__Exercise objective__. Please write out the complete listing that follows, exactly as it reads.

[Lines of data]
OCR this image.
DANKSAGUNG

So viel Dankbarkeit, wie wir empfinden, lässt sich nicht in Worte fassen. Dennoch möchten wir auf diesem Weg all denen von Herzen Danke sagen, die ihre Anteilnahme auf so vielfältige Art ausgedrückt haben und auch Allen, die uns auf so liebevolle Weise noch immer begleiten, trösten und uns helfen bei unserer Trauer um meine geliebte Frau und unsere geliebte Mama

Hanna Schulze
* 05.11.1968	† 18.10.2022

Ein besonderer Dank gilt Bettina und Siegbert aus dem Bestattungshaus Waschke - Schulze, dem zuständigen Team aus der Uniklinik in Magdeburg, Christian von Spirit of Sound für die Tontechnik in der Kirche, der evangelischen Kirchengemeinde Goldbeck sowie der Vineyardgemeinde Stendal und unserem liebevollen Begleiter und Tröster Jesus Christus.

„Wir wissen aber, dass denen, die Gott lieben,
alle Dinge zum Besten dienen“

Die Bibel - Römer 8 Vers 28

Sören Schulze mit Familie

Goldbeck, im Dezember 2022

__Result below__.
OCR this image.
DANKSAGUNG

So viel Dankbarkeit, wie wir empfinden, lässt sich nicht in Worte fassen. Dennoch möchten wir auf diesem Weg all denen von Herzen Danke sagen, die ihre Anteilnahme auf so vielfältige Art ausgedrückt haben und auch Allen, die uns auf so liebevolle Weise noch immer begleiten, trösten und uns helfen bei unserer Trauer um meine geliebte Frau und unsere geliebte Mama

Hanna Schulze
* 05.11.1968	† 18.10.2022

Ein besonderer Dank gilt Bettina und Siegbert aus dem Bestattungshaus Waschke - Schulze, dem zuständigen Team aus der Uniklinik in Magdeburg, Christian von Spirit of Sound für die Tontechnik in der Kirche, der evangelischen Kirchengemeinde Goldbeck sowie der Vineyardgemeinde Stendal und unserem liebevollen Begleiter und Tröster Jesus Christus.

„Wir wissen aber, dass denen, die Gott lieben,
alle Dinge zum Besten dienen“

Die Bibel - Römer 8 Vers 28

Sören Schulze mit Familie

Goldbeck, im Dezember 2022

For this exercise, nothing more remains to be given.